Copy out the entries below precisely; nothing is to be omitted.

◆ ◆ ◆

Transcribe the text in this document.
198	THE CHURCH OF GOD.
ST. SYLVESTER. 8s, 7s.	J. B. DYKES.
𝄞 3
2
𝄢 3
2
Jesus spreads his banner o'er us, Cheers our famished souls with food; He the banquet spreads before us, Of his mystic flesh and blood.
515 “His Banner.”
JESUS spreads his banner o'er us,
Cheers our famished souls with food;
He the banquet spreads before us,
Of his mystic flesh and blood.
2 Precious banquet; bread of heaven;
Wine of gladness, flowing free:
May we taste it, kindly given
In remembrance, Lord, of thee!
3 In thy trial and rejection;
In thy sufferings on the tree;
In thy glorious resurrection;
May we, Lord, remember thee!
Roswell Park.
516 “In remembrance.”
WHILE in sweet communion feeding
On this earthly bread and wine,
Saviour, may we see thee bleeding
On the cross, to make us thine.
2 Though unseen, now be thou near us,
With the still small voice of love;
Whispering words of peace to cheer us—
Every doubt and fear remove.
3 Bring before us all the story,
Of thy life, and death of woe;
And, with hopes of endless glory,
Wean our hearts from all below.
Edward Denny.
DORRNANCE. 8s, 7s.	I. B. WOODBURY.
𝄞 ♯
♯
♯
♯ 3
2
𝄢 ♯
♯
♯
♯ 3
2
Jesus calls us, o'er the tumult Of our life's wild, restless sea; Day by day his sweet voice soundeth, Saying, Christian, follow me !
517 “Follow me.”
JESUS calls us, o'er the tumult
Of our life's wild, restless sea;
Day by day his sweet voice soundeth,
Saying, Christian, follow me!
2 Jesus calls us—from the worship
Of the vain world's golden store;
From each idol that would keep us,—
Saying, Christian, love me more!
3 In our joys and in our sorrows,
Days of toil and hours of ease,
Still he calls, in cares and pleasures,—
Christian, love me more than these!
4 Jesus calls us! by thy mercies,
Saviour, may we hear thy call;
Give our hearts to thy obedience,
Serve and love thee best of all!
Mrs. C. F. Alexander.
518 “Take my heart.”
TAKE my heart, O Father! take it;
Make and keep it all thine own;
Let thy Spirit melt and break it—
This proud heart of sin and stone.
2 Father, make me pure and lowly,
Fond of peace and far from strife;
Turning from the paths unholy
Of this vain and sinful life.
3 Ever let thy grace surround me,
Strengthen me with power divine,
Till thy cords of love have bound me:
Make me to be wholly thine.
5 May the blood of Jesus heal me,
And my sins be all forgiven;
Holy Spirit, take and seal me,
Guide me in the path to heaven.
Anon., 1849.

◆ ◆ ◆

- **RESULT OF THIS TASK**
Transcribe the text in this document.
198	THE CHURCH OF GOD.
ST. SYLVESTER. 8s, 7s.	J. B. DYKES.
𝄞 3
2
𝄢 3
2
Jesus spreads his banner o'er us, Cheers our famished souls with food; He the banquet spreads before us, Of his mystic flesh and blood.
515 “His Banner.”
JESUS spreads his banner o'er us,
Cheers our famished souls with food;
He the banquet spreads before us,
Of his mystic flesh and blood.
2 Precious banquet; bread of heaven;
Wine of gladness, flowing free:
May we taste it, kindly given
In remembrance, Lord, of thee!
3 In thy trial and rejection;
In thy sufferings on the tree;
In thy glorious resurrection;
May we, Lord, remember thee!
Roswell Park.
516 “In remembrance.”
WHILE in sweet communion feeding
On this earthly bread and wine,
Saviour, may we see thee bleeding
On the cross, to make us thine.
2 Though unseen, now be thou near us,
With the still small voice of love;
Whispering words of peace to cheer us—
Every doubt and fear remove.
3 Bring before us all the story,
Of thy life, and death of woe;
And, with hopes of endless glory,
Wean our hearts from all below.
Edward Denny.
DORRNANCE. 8s, 7s.	I. B. WOODBURY.
𝄞 ♯
♯
♯
♯ 3
2
𝄢 ♯
♯
♯
♯ 3
2
Jesus calls us, o'er the tumult Of our life's wild, restless sea; Day by day his sweet voice soundeth, Saying, Christian, follow me !
517 “Follow me.”
JESUS calls us, o'er the tumult
Of our life's wild, restless sea;
Day by day his sweet voice soundeth,
Saying, Christian, follow me!
2 Jesus calls us—from the worship
Of the vain world's golden store;
From each idol that would keep us,—
Saying, Christian, love me more!
3 In our joys and in our sorrows,
Days of toil and hours of ease,
Still he calls, in cares and pleasures,—
Christian, love me more than these!
4 Jesus calls us! by thy mercies,
Saviour, may we hear thy call;
Give our hearts to thy obedience,
Serve and love thee best of all!
Mrs. C. F. Alexander.
518 “Take my heart.”
TAKE my heart, O Father! take it;
Make and keep it all thine own;
Let thy Spirit melt and break it—
This proud heart of sin and stone.
2 Father, make me pure and lowly,
Fond of peace and far from strife;
Turning from the paths unholy
Of this vain and sinful life.
3 Ever let thy grace surround me,
Strengthen me with power divine,
Till thy cords of love have bound me:
Make me to be wholly thine.
5 May the blood of Jesus heal me,
And my sins be all forgiven;
Holy Spirit, take and seal me,
Guide me in the path to heaven.
Anon., 1849.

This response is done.